** Start GIVEN ENTRIES **

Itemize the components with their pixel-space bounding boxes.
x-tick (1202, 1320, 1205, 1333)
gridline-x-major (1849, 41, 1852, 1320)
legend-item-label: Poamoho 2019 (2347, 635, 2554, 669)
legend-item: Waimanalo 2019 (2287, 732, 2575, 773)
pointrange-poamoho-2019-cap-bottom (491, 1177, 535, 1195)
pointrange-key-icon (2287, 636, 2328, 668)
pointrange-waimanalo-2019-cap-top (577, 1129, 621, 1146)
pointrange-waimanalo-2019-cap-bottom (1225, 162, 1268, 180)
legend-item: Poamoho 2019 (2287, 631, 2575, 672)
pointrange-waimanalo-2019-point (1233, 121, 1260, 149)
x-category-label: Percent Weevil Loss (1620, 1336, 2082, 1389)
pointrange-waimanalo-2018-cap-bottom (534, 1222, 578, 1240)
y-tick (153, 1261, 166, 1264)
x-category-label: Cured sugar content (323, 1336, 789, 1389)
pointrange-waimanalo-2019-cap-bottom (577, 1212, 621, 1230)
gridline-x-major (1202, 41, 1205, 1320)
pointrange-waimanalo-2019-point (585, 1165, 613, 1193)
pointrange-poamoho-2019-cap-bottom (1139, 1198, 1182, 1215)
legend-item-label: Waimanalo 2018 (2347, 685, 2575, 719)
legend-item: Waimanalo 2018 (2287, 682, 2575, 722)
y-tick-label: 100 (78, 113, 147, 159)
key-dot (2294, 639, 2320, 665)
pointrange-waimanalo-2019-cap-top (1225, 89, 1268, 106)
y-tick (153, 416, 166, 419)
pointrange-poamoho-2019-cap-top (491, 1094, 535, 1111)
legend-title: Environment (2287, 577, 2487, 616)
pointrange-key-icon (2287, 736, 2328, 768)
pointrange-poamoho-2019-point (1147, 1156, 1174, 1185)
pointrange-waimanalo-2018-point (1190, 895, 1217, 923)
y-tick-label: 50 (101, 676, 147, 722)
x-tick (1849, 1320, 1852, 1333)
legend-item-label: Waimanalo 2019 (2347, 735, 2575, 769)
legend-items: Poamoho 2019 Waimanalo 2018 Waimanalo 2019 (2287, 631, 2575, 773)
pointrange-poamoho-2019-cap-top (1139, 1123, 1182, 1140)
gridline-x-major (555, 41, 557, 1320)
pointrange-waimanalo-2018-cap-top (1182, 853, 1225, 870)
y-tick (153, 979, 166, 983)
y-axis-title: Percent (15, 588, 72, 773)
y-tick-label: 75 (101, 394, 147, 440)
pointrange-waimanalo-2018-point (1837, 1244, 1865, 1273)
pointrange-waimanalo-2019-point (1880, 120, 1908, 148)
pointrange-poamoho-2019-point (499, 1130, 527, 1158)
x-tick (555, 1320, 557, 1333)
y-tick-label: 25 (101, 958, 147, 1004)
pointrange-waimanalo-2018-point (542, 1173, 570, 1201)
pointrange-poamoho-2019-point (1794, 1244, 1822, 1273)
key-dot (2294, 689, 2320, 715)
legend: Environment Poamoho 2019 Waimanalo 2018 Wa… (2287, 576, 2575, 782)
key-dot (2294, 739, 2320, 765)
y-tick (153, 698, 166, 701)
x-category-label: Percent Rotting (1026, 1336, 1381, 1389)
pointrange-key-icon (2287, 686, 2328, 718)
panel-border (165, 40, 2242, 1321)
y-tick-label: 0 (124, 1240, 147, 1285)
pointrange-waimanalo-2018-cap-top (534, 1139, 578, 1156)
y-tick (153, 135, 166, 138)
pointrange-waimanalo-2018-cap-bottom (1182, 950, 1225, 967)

** End GIVEN ENTRIES **

EXERCISE AIM: Rewrite the lines above, replacing every "Environment" with "Location" and leaving all other text unchanged.

COMPLETED EXERCISE:
Itemize the components with their pixel-space bounding boxes.
x-tick (1202, 1320, 1205, 1333)
gridline-x-major (1849, 41, 1852, 1320)
legend-item-label: Poamoho 2019 (2347, 635, 2554, 669)
legend-item: Waimanalo 2019 (2287, 732, 2575, 773)
pointrange-poamoho-2019-cap-bottom (491, 1177, 535, 1195)
pointrange-key-icon (2287, 636, 2328, 668)
pointrange-waimanalo-2019-cap-top (577, 1129, 621, 1146)
pointrange-waimanalo-2019-cap-bottom (1225, 162, 1268, 180)
legend-item: Poamoho 2019 (2287, 631, 2575, 672)
pointrange-waimanalo-2019-point (1233, 121, 1260, 149)
x-category-label: Percent Weevil Loss (1620, 1336, 2082, 1389)
pointrange-waimanalo-2018-cap-bottom (534, 1222, 578, 1240)
y-tick (153, 1261, 166, 1264)
x-category-label: Cured sugar content (323, 1336, 789, 1389)
pointrange-waimanalo-2019-cap-bottom (577, 1212, 621, 1230)
gridline-x-major (1202, 41, 1205, 1320)
pointrange-waimanalo-2019-point (585, 1165, 613, 1193)
pointrange-poamoho-2019-cap-bottom (1139, 1198, 1182, 1215)
legend-item-label: Waimanalo 2018 (2347, 685, 2575, 719)
legend-item: Waimanalo 2018 (2287, 682, 2575, 722)
y-tick-label: 100 (78, 113, 147, 159)
key-dot (2294, 639, 2320, 665)
pointrange-waimanalo-2019-cap-top (1225, 89, 1268, 106)
y-tick (153, 416, 166, 419)
pointrange-poamoho-2019-cap-top (491, 1094, 535, 1111)
legend-title: Location (2287, 577, 2487, 616)
pointrange-key-icon (2287, 736, 2328, 768)
pointrange-poamoho-2019-point (1147, 1156, 1174, 1185)
pointrange-waimanalo-2018-point (1190, 895, 1217, 923)
y-tick-label: 50 (101, 676, 147, 722)
x-tick (1849, 1320, 1852, 1333)
legend-item-label: Waimanalo 2019 (2347, 735, 2575, 769)
legend-items: Poamoho 2019 Waimanalo 2018 Waimanalo 2019 (2287, 631, 2575, 773)
pointrange-poamoho-2019-cap-top (1139, 1123, 1182, 1140)
gridline-x-major (555, 41, 557, 1320)
pointrange-waimanalo-2018-cap-top (1182, 853, 1225, 870)
y-tick (153, 979, 166, 983)
y-axis-title: Percent (15, 588, 72, 773)
y-tick-label: 75 (101, 394, 147, 440)
pointrange-waimanalo-2018-point (1837, 1244, 1865, 1273)
pointrange-waimanalo-2019-point (1880, 120, 1908, 148)
pointrange-poamoho-2019-point (499, 1130, 527, 1158)
x-tick (555, 1320, 557, 1333)
y-tick-label: 25 (101, 958, 147, 1004)
pointrange-waimanalo-2018-point (542, 1173, 570, 1201)
pointrange-poamoho-2019-point (1794, 1244, 1822, 1273)
key-dot (2294, 689, 2320, 715)
legend: Location Poamoho 2019 Waimanalo 2018 Wa… (2287, 576, 2575, 782)
key-dot (2294, 739, 2320, 765)
y-tick (153, 698, 166, 701)
x-category-label: Percent Rotting (1026, 1336, 1381, 1389)
pointrange-key-icon (2287, 686, 2328, 718)
panel-border (165, 40, 2242, 1321)
y-tick-label: 0 (124, 1240, 147, 1285)
pointrange-waimanalo-2018-cap-top (534, 1139, 578, 1156)
y-tick (153, 135, 166, 138)
pointrange-waimanalo-2018-cap-bottom (1182, 950, 1225, 967)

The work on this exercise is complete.